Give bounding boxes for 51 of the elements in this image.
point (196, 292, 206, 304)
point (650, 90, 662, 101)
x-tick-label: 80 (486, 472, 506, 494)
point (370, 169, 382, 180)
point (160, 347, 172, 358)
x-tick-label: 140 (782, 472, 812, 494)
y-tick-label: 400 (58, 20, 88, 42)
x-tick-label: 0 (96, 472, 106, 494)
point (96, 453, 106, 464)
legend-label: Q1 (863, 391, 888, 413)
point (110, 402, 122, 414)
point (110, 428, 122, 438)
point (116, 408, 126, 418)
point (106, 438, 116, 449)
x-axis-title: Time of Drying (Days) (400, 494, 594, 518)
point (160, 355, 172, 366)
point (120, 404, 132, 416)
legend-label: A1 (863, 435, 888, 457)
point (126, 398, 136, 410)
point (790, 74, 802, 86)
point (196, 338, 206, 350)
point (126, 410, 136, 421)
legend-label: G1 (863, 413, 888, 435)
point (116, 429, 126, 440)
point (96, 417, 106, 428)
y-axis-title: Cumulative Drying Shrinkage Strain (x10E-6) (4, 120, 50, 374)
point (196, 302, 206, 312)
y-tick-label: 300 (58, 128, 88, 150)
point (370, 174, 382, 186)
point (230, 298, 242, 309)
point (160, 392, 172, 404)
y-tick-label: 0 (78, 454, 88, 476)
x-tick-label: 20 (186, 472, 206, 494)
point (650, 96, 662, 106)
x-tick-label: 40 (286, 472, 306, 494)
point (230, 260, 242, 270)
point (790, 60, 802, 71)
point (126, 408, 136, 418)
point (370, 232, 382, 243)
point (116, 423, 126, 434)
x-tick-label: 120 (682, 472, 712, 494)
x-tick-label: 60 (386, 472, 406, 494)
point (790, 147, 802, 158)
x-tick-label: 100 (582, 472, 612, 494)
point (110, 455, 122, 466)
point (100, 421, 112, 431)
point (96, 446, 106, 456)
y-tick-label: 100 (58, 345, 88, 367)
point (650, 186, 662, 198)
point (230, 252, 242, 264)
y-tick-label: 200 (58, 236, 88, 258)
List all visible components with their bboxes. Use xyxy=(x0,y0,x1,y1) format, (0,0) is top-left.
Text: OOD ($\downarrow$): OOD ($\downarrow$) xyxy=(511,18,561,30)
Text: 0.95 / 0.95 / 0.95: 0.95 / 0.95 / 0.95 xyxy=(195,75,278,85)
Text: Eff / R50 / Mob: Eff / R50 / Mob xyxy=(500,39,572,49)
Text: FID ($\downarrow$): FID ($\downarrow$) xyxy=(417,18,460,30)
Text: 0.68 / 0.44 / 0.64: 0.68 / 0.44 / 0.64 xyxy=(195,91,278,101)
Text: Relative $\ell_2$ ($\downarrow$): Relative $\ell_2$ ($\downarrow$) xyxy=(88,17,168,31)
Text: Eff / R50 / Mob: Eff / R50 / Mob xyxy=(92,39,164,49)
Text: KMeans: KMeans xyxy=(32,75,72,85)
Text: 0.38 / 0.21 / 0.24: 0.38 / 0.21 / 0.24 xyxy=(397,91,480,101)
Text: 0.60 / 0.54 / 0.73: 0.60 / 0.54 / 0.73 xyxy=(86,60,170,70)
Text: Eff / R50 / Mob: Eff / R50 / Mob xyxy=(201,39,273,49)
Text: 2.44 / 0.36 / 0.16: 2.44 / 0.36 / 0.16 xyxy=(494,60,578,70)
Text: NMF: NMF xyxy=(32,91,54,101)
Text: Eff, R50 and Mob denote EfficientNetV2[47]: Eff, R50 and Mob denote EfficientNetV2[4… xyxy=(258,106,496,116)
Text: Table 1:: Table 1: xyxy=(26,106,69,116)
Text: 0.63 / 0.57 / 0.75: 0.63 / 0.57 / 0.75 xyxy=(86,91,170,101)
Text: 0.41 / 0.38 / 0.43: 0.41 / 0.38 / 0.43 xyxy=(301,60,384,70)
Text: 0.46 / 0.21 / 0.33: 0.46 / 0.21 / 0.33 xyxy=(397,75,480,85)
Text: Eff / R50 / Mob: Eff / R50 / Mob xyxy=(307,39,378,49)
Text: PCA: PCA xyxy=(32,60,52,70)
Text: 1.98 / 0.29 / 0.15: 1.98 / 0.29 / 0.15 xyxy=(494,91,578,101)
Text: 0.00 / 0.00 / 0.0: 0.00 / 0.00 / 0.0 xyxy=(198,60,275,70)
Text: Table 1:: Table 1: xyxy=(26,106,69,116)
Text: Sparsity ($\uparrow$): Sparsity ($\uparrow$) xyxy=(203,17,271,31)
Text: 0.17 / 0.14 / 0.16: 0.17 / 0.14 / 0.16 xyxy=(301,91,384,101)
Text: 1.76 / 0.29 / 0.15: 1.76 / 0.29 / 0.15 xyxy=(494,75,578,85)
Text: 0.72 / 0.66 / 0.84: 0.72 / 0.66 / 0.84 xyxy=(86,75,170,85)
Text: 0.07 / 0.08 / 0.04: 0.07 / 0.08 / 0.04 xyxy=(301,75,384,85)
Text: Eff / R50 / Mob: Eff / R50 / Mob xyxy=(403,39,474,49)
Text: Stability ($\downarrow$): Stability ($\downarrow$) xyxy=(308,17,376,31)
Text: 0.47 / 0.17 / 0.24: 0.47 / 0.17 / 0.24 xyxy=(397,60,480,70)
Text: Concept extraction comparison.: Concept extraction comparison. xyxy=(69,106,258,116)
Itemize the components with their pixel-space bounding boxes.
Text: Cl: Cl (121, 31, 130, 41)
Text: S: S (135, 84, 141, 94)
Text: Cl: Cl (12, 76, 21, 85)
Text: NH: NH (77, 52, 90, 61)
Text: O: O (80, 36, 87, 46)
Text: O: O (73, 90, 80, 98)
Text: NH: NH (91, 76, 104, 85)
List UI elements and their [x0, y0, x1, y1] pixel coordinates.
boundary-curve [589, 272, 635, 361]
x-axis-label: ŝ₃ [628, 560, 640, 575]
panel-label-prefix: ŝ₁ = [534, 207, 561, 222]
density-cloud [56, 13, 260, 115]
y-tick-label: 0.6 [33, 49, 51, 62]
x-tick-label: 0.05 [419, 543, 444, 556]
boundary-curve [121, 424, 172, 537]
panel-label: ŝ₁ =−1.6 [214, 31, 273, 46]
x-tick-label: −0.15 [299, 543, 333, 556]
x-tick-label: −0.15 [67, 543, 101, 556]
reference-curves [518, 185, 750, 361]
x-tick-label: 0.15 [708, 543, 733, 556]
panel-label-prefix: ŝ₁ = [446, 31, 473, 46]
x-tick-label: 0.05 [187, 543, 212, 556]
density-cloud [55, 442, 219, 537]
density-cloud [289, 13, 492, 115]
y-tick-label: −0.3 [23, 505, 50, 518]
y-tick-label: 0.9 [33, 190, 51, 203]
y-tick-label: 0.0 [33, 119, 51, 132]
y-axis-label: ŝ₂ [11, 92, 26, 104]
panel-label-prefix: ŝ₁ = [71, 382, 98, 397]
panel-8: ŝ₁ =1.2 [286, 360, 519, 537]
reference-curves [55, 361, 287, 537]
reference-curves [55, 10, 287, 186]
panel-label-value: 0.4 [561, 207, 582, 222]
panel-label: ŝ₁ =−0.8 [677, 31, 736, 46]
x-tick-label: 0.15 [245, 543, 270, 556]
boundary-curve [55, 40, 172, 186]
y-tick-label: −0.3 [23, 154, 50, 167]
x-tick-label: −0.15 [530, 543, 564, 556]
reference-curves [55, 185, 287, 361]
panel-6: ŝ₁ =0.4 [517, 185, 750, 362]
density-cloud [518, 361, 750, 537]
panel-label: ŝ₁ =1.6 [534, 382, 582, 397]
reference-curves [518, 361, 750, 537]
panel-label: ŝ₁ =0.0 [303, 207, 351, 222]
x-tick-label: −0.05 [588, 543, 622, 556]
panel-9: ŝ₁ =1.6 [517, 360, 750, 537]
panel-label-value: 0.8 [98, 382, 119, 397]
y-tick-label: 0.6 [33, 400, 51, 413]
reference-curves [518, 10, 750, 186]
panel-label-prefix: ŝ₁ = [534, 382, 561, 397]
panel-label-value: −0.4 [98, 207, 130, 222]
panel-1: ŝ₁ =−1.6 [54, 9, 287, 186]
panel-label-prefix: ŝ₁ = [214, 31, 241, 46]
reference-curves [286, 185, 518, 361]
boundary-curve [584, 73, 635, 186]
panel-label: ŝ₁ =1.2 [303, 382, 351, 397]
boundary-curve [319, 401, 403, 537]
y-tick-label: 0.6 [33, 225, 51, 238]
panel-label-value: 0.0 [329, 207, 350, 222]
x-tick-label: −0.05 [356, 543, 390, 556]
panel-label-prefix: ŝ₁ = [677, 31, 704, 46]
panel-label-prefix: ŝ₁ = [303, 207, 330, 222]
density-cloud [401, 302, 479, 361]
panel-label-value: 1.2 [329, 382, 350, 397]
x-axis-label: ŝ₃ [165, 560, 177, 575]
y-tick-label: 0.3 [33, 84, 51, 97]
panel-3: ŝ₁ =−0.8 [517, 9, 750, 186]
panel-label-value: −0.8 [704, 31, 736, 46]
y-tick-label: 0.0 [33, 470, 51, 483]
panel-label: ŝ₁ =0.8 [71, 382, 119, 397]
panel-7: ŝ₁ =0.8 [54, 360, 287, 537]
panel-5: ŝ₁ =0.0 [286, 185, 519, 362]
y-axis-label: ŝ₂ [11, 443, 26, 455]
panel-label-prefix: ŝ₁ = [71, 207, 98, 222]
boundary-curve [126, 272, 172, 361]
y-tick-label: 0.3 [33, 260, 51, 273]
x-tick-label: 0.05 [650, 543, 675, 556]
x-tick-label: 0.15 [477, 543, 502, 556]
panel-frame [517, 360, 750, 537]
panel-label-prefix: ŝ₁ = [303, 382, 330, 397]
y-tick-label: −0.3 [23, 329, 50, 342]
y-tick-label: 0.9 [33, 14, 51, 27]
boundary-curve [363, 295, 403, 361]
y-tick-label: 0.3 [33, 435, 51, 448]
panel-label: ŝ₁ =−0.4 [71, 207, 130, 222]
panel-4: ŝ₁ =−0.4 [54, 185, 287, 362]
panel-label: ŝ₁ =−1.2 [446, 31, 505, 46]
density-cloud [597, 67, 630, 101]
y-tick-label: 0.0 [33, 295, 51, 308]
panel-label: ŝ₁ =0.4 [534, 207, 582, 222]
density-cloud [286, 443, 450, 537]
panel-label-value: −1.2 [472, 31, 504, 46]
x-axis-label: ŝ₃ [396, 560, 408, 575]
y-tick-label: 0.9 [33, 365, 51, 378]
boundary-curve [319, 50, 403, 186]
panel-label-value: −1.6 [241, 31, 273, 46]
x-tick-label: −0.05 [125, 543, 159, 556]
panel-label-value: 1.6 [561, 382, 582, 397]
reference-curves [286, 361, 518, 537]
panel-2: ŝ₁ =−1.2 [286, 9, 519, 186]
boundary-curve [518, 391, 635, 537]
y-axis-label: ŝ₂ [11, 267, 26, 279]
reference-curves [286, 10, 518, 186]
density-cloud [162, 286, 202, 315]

**Your task:** Substitute "x-axis-tick" for every "x-tick-label" in the stretch from the start of the material through the line containing "point (110, 428, 122, 438)", and give those lines again with all else unchanged.

**Full output:**
Give bounding boxes for 51 of the elements in this image.
point (196, 292, 206, 304)
point (650, 90, 662, 101)
x-axis-tick: 80 (486, 472, 506, 494)
point (370, 169, 382, 180)
point (160, 347, 172, 358)
x-axis-tick: 140 (782, 472, 812, 494)
y-tick-label: 400 (58, 20, 88, 42)
x-axis-tick: 0 (96, 472, 106, 494)
point (96, 453, 106, 464)
legend-label: Q1 (863, 391, 888, 413)
point (110, 402, 122, 414)
point (110, 428, 122, 438)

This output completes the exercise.